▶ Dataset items
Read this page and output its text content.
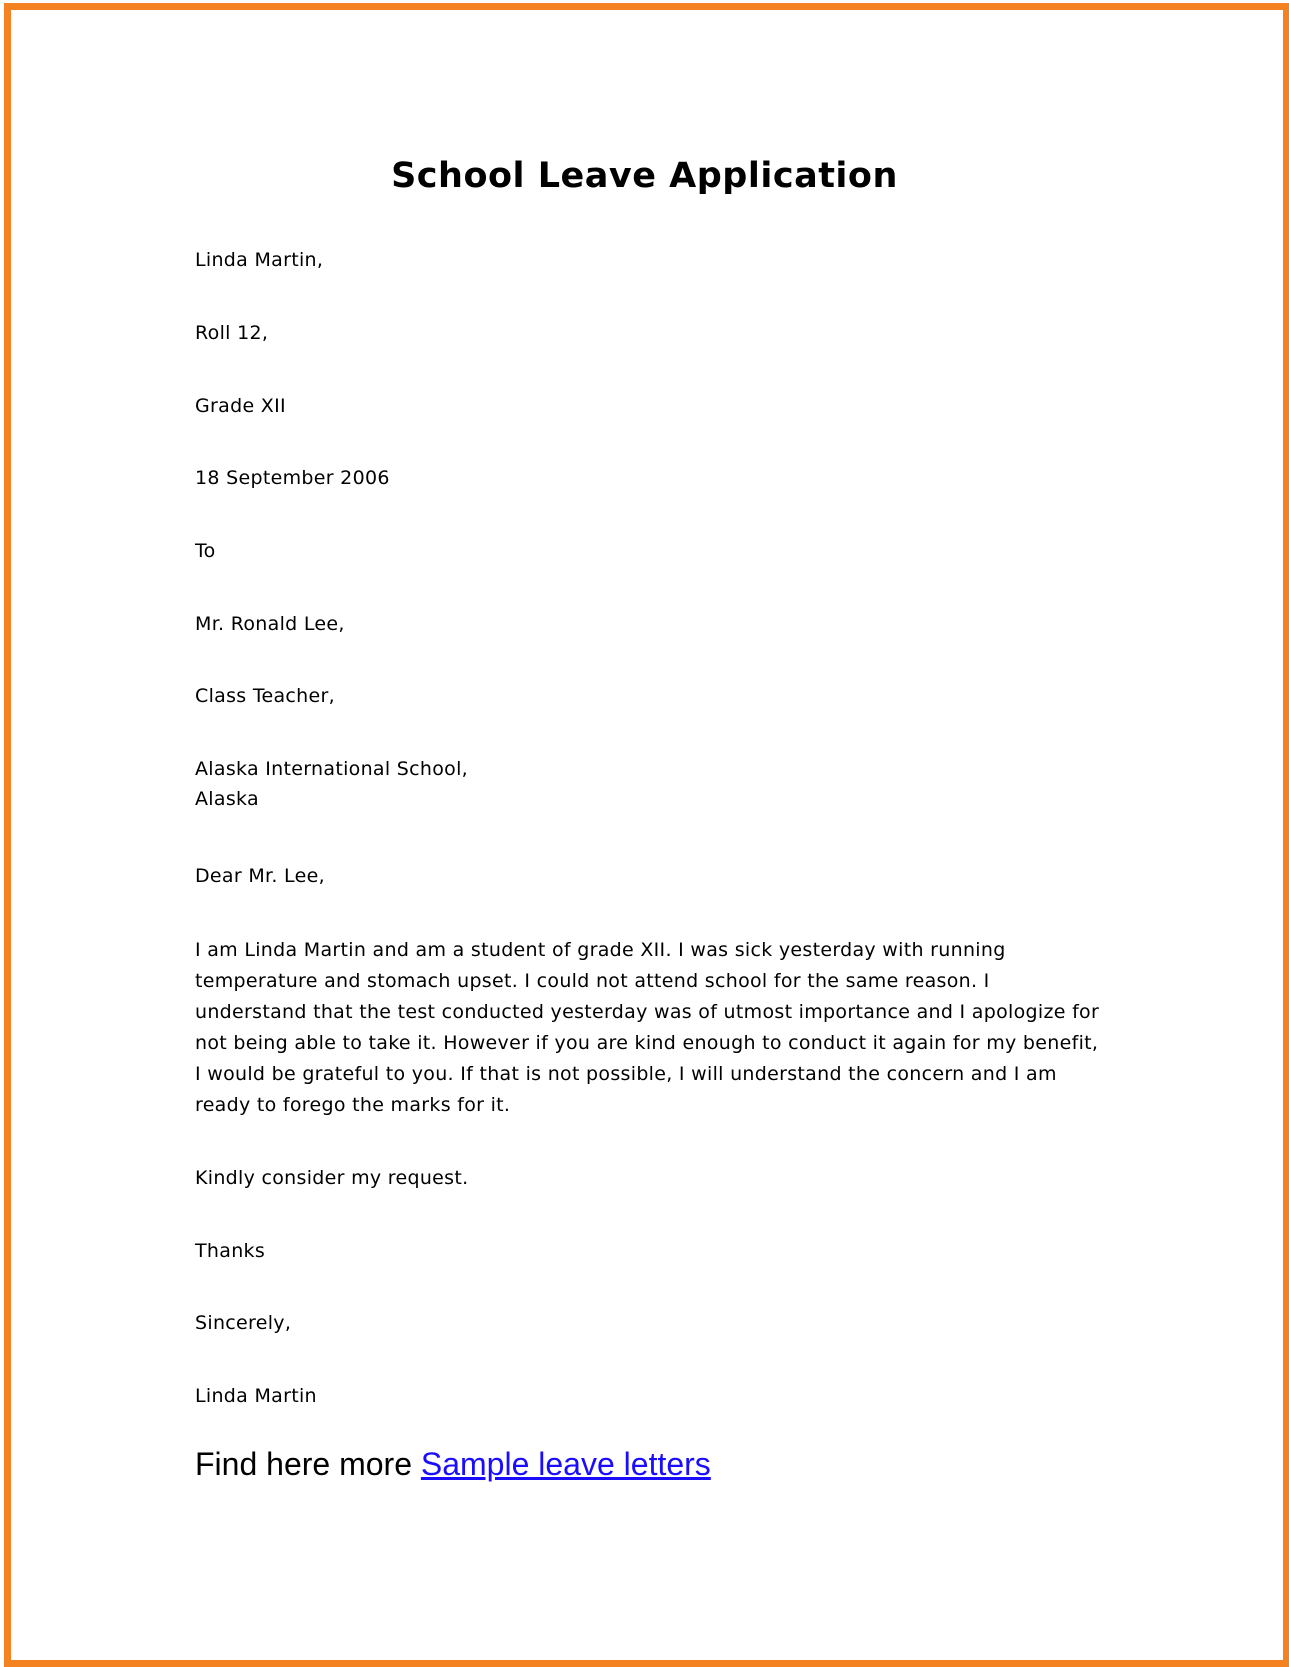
School Leave Application

Linda Martin,

Roll 12,

Grade XII

18 September 2006

To

Mr. Ronald Lee,

Class Teacher,

Alaska International School,

Alaska

Dear Mr. Lee,

I am Linda Martin and am a student of grade XII. I was sick yesterday with running temperature and stomach upset. I could not attend school for the same reason. I understand that the test conducted yesterday was of utmost importance and I apologize for not being able to take it. However if you are kind enough to conduct it again for my benefit, I would be grateful to you. If that is not possible, I will understand the concern and I am ready to forego the marks for it.

Kindly consider my request.

Thanks

Sincerely,

Linda Martin

Find here more Sample leave letters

▶ Instructions to follow
Among the lines of the material above, how many include the string "Alaska"? Report only that number.

▶ Task answer
2